* Job: Filter the entries, keeping every line with the word "Szczęśliwa".

Dataset items:
»»
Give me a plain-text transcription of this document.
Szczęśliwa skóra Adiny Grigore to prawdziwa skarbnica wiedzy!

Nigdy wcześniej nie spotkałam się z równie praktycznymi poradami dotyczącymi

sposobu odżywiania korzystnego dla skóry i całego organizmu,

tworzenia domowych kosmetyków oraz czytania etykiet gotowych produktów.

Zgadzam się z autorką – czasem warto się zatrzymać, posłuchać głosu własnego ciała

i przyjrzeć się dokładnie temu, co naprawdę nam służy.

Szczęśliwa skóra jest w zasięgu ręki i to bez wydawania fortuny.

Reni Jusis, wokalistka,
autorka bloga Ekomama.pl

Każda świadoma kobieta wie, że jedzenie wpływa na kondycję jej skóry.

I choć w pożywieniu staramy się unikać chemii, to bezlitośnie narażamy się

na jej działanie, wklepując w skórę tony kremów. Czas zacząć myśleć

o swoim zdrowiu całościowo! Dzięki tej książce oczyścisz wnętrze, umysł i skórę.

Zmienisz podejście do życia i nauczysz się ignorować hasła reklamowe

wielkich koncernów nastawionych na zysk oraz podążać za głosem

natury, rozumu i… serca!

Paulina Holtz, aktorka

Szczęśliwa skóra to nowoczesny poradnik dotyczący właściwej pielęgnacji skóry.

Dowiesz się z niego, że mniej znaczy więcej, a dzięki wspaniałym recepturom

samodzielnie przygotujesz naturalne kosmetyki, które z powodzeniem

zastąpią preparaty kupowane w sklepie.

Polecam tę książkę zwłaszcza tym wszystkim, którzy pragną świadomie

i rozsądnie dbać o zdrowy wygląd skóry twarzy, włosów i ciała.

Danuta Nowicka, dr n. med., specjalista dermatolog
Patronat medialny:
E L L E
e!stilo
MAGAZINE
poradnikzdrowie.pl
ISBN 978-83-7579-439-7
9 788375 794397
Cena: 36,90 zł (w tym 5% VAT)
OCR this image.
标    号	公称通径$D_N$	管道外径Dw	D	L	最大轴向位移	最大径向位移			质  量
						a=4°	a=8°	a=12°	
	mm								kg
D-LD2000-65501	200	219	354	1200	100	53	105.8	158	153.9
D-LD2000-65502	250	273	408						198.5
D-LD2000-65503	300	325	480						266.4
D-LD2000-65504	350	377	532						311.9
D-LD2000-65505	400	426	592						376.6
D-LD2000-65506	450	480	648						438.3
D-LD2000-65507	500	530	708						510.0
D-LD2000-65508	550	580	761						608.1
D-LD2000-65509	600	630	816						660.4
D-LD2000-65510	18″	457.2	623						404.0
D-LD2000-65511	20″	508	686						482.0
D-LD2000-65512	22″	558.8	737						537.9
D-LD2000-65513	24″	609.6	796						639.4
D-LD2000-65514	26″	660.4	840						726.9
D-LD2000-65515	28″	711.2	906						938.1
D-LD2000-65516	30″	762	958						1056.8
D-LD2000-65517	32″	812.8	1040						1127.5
««
* Result of the exercise:
Szczęśliwa skóra Adiny Grigore to prawdziwa skarbnica wiedzy!
Szczęśliwa skóra jest w zasięgu ręki i to bez wydawania fortuny.
Szczęśliwa skóra to nowoczesny poradnik dotyczący właściwej pielęgnacji skóry.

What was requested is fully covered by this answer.